• EXERCISE AIM: Collect the lines of the entries where "Journal" shows up.

• INPUT MATERIAL:
-=-=-

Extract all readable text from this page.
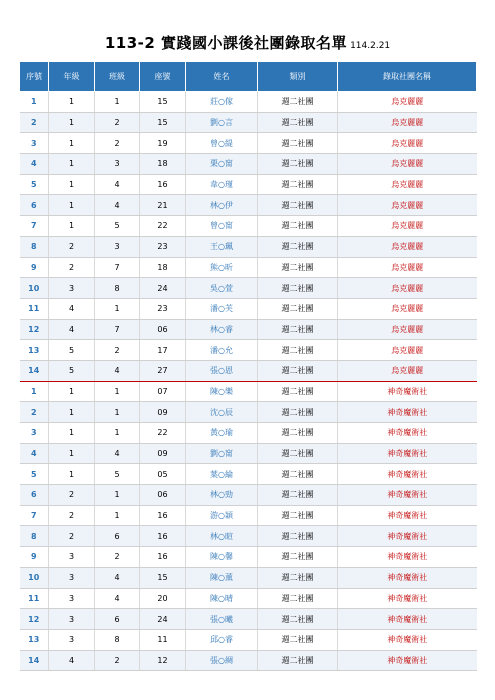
113-2 實踐國小課後社團錄取名單 114.2.21
序號	年級	班級	座號	姓名	類別	錄取社團名稱
1	1	1	15	莊○傢	週二社團	烏克麗麗
2	1	2	15	劉○言	週二社團	烏克麗麗
3	1	2	19	曾○緹	週二社團	烏克麗麗
4	1	3	18	栗○甯	週二社團	烏克麗麗
5	1	4	16	韋○瑾	週二社團	烏克麗麗
6	1	4	21	林○伊	週二社團	烏克麗麗
7	1	5	22	曾○甯	週二社團	烏克麗麗
8	2	3	23	王○珮	週二社團	烏克麗麗
9	2	7	18	熊○昕	週二社團	烏克麗麗
10	3	8	24	吳○萱	週二社團	烏克麗麗
11	4	1	23	潘○芙	週二社團	烏克麗麗
12	4	7	06	林○睿	週二社團	烏克麗麗
13	5	2	17	潘○允	週二社團	烏克麗麗
14	5	4	27	張○恩	週二社團	烏克麗麗
1	1	1	07	陳○樂	週二社團	神奇魔術社
2	1	1	09	沈○辰	週二社團	神奇魔術社
3	1	1	22	黃○瑜	週二社團	神奇魔術社
4	1	4	09	劉○甯	週二社團	神奇魔術社
5	1	5	05	葉○綸	週二社團	神奇魔術社
6	2	1	06	林○勁	週二社團	神奇魔術社
7	2	1	16	游○穎	週二社團	神奇魔術社
8	2	6	16	林○暄	週二社團	神奇魔術社
9	3	2	16	陳○馨	週二社團	神奇魔術社
10	3	4	15	陳○薰	週二社團	神奇魔術社
11	3	4	20	陳○晴	週二社團	神奇魔術社
12	3	6	24	張○曦	週二社團	神奇魔術社
13	3	8	11	邱○睿	週二社團	神奇魔術社
14	4	2	12	張○綢	週二社團	神奇魔術社
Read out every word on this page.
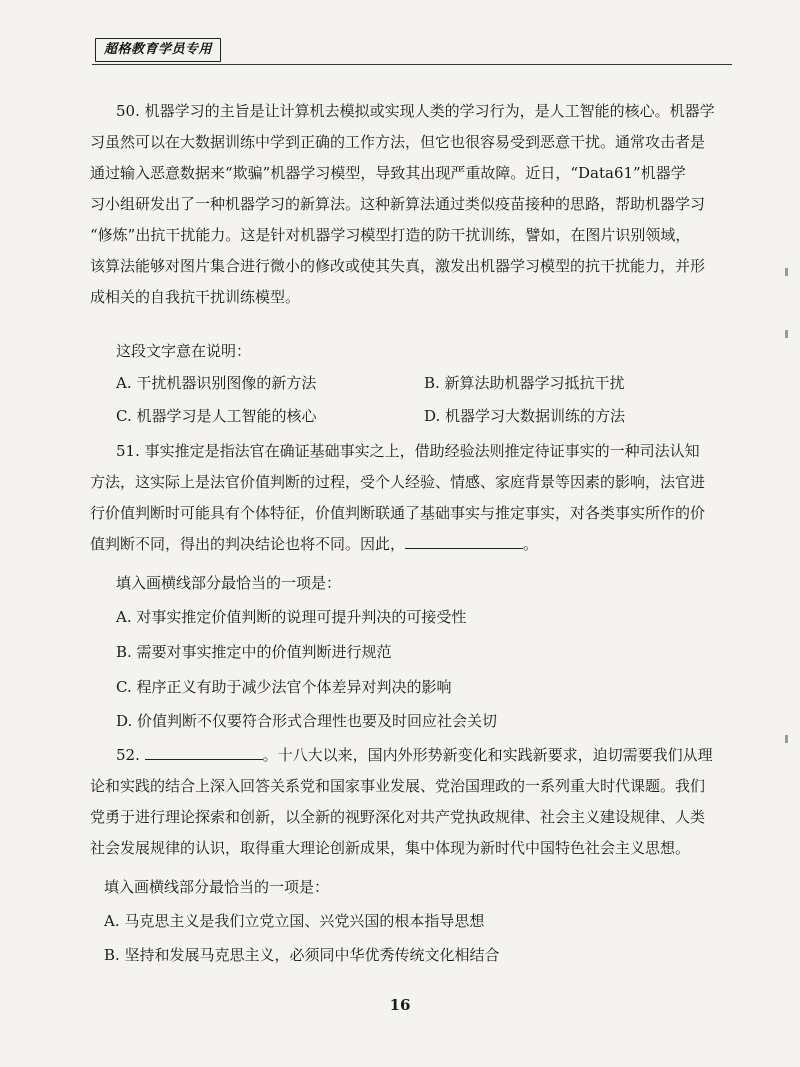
超格教育学员专用
50. 机器学习的主旨是让计算机去模拟或实现人类的学习行为，是人工智能的核心。机器学
习虽然可以在大数据训练中学到正确的工作方法，但它也很容易受到恶意干扰。通常攻击者是
通过输入恶意数据来“欺骗”机器学习模型，导致其出现严重故障。近日，“Data61”机器学
习小组研发出了一种机器学习的新算法。这种新算法通过类似疫苗接种的思路，帮助机器学习
“修炼”出抗干扰能力。这是针对机器学习模型打造的防干扰训练，譬如，在图片识别领域，
该算法能够对图片集合进行微小的修改或使其失真，激发出机器学习模型的抗干扰能力，并形
成相关的自我抗干扰训练模型。
这段文字意在说明：
A. 干扰机器识别图像的新方法	B. 新算法助机器学习抵抗干扰
C. 机器学习是人工智能的核心	D. 机器学习大数据训练的方法
51. 事实推定是指法官在确证基础事实之上，借助经验法则推定待证事实的一种司法认知
方法，这实际上是法官价值判断的过程，受个人经验、情感、家庭背景等因素的影响，法官进
行价值判断时可能具有个体特征，价值判断联通了基础事实与推定事实，对各类事实所作的价
值判断不同，得出的判决结论也将不同。因此，	。
填入画横线部分最恰当的一项是：
A. 对事实推定价值判断的说理可提升判决的可接受性
B. 需要对事实推定中的价值判断进行规范
C. 程序正义有助于减少法官个体差异对判决的影响
D. 价值判断不仅要符合形式合理性也要及时回应社会关切
52.	。十八大以来，国内外形势新变化和实践新要求，迫切需要我们从理
论和实践的结合上深入回答关系党和国家事业发展、党治国理政的一系列重大时代课题。我们
党勇于进行理论探索和创新，以全新的视野深化对共产党执政规律、社会主义建设规律、人类
社会发展规律的认识，取得重大理论创新成果，集中体现为新时代中国特色社会主义思想。
填入画横线部分最恰当的一项是：
A. 马克思主义是我们立党立国、兴党兴国的根本指导思想
B. 坚持和发展马克思主义，必须同中华优秀传统文化相结合
16
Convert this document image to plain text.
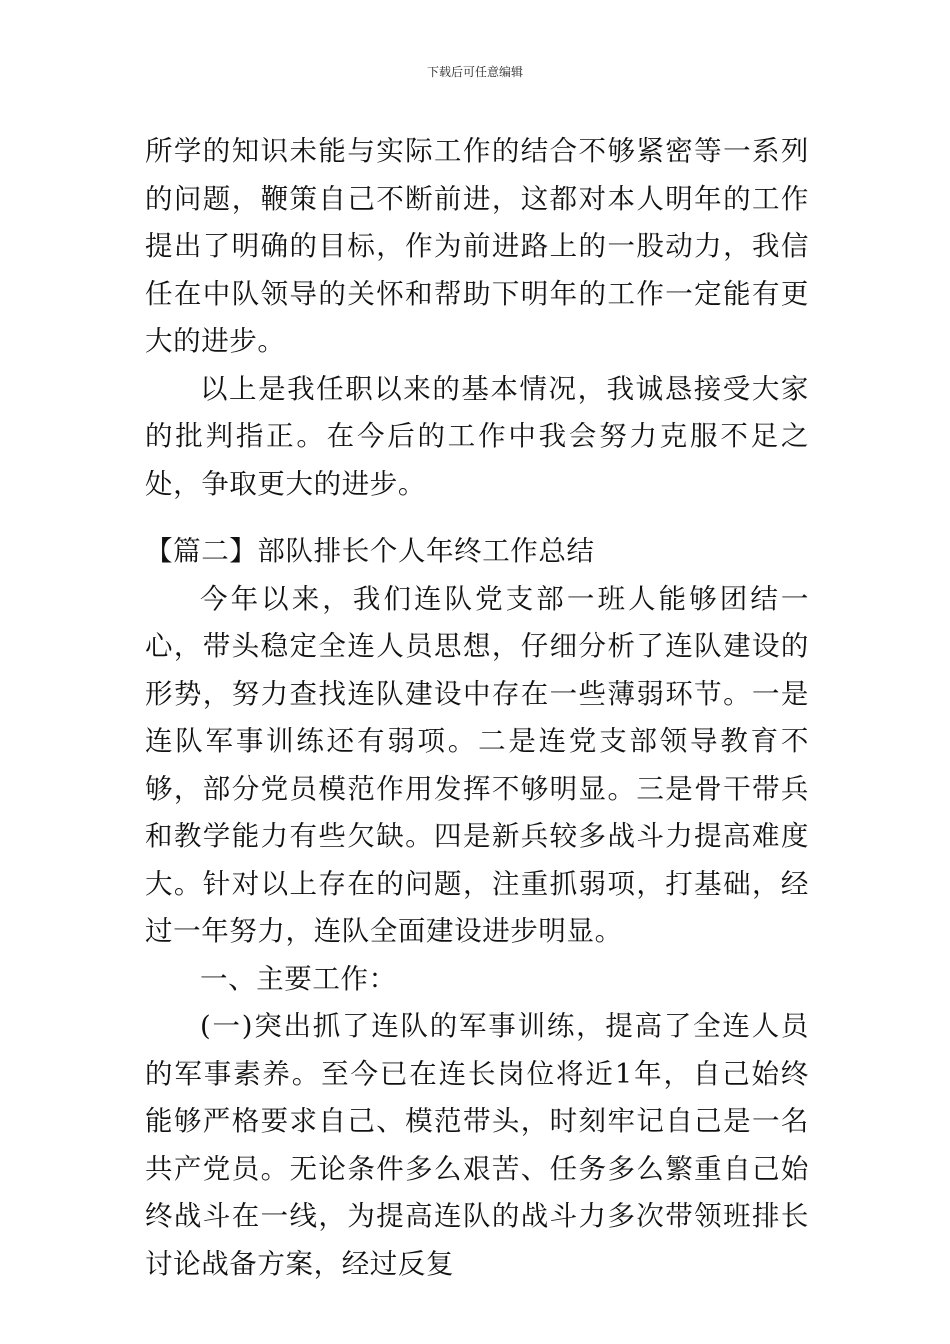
下载后可任意编辑

所学的知识未能与实际工作的结合不够紧密等一系列的问题，鞭策自己不断前进，这都对本人明年的工作提出了明确的目标，作为前进路上的一股动力，我信任在中队领导的关怀和帮助下明年的工作一定能有更大的进步。

以上是我任职以来的基本情况，我诚恳接受大家的批判指正。在今后的工作中我会努力克服不足之处，争取更大的进步。

【篇二】部队排长个人年终工作总结

今年以来，我们连队党支部一班人能够团结一心，带头稳定全连人员思想，仔细分析了连队建设的形势，努力查找连队建设中存在一些薄弱环节。一是连队军事训练还有弱项。二是连党支部领导教育不够，部分党员模范作用发挥不够明显。三是骨干带兵和教学能力有些欠缺。四是新兵较多战斗力提高难度大。针对以上存在的问题，注重抓弱项，打基础，经过一年努力，连队全面建设进步明显。

一、主要工作：

(一)突出抓了连队的军事训练，提高了全连人员的军事素养。至今已在连长岗位将近1年，自己始终能够严格要求自己、模范带头，时刻牢记自己是一名共产党员。无论条件多么艰苦、任务多么繁重自己始终战斗在一线，为提高连队的战斗力多次带领班排长讨论战备方案，经过反复
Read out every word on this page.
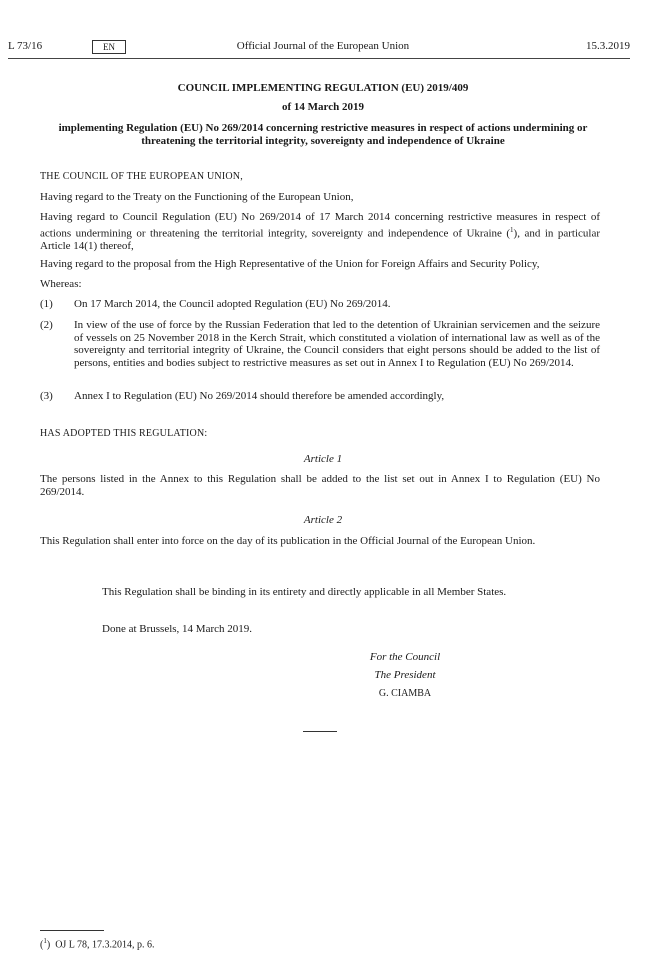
L 73/16	EN	Official Journal of the European Union	15.3.2019
COUNCIL IMPLEMENTING REGULATION (EU) 2019/409
of 14 March 2019
implementing Regulation (EU) No 269/2014 concerning restrictive measures in respect of actions undermining or threatening the territorial integrity, sovereignty and independence of Ukraine
THE COUNCIL OF THE EUROPEAN UNION,
Having regard to the Treaty on the Functioning of the European Union,
Having regard to Council Regulation (EU) No 269/2014 of 17 March 2014 concerning restrictive measures in respect of actions undermining or threatening the territorial integrity, sovereignty and independence of Ukraine ($^1$), and in particular Article 14(1) thereof,
Having regard to the proposal from the High Representative of the Union for Foreign Affairs and Security Policy,
Whereas:
(1) On 17 March 2014, the Council adopted Regulation (EU) No 269/2014.
(2) In view of the use of force by the Russian Federation that led to the detention of Ukrainian servicemen and the seizure of vessels on 25 November 2018 in the Kerch Strait, which constituted a violation of international law as well as of the sovereignty and territorial integrity of Ukraine, the Council considers that eight persons should be added to the list of persons, entities and bodies subject to restrictive measures as set out in Annex I to Regulation (EU) No 269/2014.
(3) Annex I to Regulation (EU) No 269/2014 should therefore be amended accordingly,
HAS ADOPTED THIS REGULATION:
Article 1
The persons listed in the Annex to this Regulation shall be added to the list set out in Annex I to Regulation (EU) No 269/2014.
Article 2
This Regulation shall enter into force on the day of its publication in the Official Journal of the European Union.
This Regulation shall be binding in its entirety and directly applicable in all Member States.
Done at Brussels, 14 March 2019.
For the Council
The President
G. CIAMBA
($^1$)  OJ L 78, 17.3.2014, p. 6.
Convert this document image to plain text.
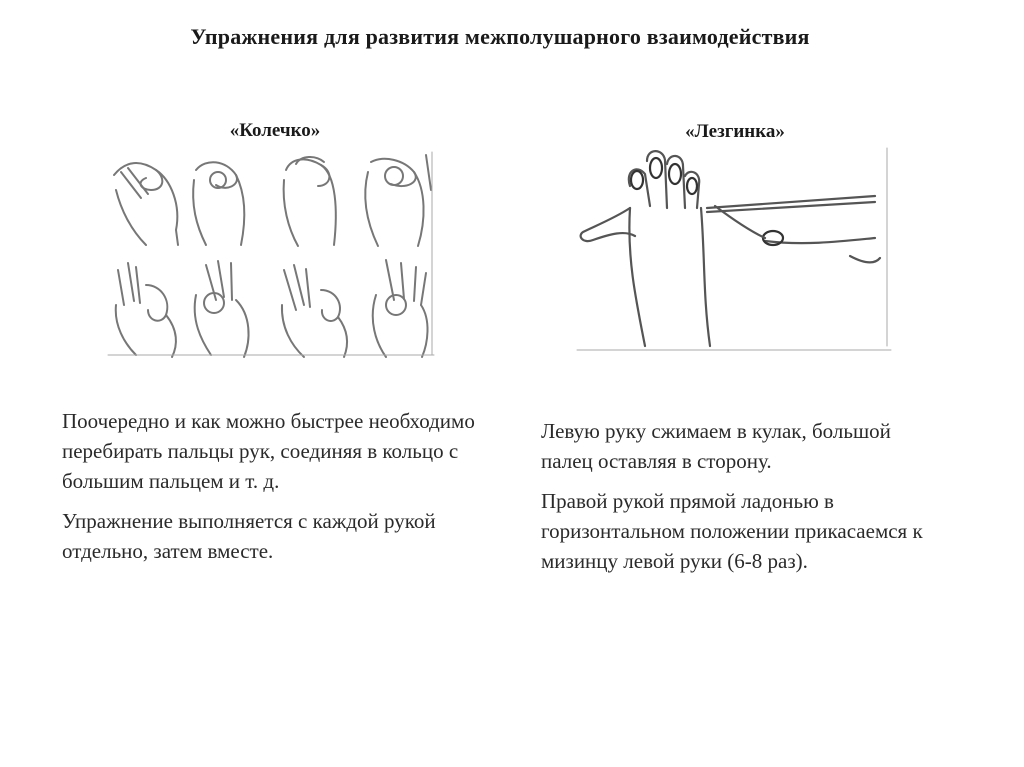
Упражнения для развития межполушарного взаимодействия
«Колечко»	«Лезгинка»

Поочередно и как можно быстрее необходимо перебирать пальцы рук, соединяя в кольцо с большим пальцем и т. д.

Упражнение выполняется с каждой рукой отдельно, затем вместе.

Левую руку сжимаем в кулак, большой палец оставляя в сторону.

Правой рукой прямой ладонью в горизонтальном положении прикасаемся к мизинцу левой руки (6-8 раз).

-=-=-

• SOLUTION TO THIS TASK:
L 73/16	EN	Official Journal of the European Union	15.3.2019
This Regulation shall enter into force on the day of its publication in the Official Journal of the European Union.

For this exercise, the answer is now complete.